Exercise objective: Lines containing the word "rendidas" are to be counted; state their number and nothing further.

Stored items
Begin

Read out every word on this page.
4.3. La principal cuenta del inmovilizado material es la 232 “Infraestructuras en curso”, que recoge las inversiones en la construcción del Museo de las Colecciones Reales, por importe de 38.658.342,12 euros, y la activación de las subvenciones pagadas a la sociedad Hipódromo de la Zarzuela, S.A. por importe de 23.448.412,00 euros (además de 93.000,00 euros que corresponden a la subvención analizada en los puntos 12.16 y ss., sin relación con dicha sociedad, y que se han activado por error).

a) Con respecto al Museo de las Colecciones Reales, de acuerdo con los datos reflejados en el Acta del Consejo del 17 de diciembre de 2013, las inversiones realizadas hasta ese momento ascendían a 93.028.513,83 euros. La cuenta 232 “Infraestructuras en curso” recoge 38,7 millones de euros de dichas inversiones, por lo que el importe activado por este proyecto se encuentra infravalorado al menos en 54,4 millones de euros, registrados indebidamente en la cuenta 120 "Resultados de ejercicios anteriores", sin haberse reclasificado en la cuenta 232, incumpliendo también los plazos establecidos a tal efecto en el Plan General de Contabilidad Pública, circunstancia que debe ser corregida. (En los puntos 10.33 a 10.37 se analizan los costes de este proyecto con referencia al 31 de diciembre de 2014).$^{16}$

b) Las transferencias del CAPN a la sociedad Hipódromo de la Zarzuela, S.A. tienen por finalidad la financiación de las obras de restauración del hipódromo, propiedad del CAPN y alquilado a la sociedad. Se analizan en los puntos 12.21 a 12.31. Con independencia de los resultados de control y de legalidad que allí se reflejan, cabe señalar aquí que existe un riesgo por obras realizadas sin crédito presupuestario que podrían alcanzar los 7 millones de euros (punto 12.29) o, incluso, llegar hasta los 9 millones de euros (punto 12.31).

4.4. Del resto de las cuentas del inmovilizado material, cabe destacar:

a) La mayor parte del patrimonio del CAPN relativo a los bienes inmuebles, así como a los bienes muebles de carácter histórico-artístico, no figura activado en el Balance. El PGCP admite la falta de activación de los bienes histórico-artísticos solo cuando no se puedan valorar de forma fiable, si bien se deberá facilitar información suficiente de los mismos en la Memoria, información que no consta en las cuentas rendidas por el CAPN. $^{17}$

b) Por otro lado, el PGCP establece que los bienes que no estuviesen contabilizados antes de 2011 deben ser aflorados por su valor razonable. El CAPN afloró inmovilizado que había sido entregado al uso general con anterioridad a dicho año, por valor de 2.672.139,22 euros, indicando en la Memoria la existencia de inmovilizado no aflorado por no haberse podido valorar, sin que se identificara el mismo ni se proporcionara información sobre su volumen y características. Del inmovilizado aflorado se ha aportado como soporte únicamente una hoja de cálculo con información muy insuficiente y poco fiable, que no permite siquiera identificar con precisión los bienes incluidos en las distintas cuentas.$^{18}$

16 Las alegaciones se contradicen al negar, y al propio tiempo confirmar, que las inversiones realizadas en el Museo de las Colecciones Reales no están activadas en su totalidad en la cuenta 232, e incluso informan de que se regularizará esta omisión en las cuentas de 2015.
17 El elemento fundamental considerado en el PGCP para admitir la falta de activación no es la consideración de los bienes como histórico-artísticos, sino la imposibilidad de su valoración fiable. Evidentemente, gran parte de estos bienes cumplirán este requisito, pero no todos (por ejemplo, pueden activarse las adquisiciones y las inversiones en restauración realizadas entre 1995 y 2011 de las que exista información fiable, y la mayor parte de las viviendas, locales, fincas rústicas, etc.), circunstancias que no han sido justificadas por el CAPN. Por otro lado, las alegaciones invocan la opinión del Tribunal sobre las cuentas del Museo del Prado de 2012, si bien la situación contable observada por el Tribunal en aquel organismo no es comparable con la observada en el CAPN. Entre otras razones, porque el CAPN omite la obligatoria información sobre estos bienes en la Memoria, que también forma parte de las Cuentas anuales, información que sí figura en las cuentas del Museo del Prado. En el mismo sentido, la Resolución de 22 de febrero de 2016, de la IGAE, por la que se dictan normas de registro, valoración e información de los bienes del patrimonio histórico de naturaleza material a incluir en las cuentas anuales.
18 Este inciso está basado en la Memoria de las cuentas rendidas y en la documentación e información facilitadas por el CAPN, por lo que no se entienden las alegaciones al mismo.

End

Output of the exercise: 2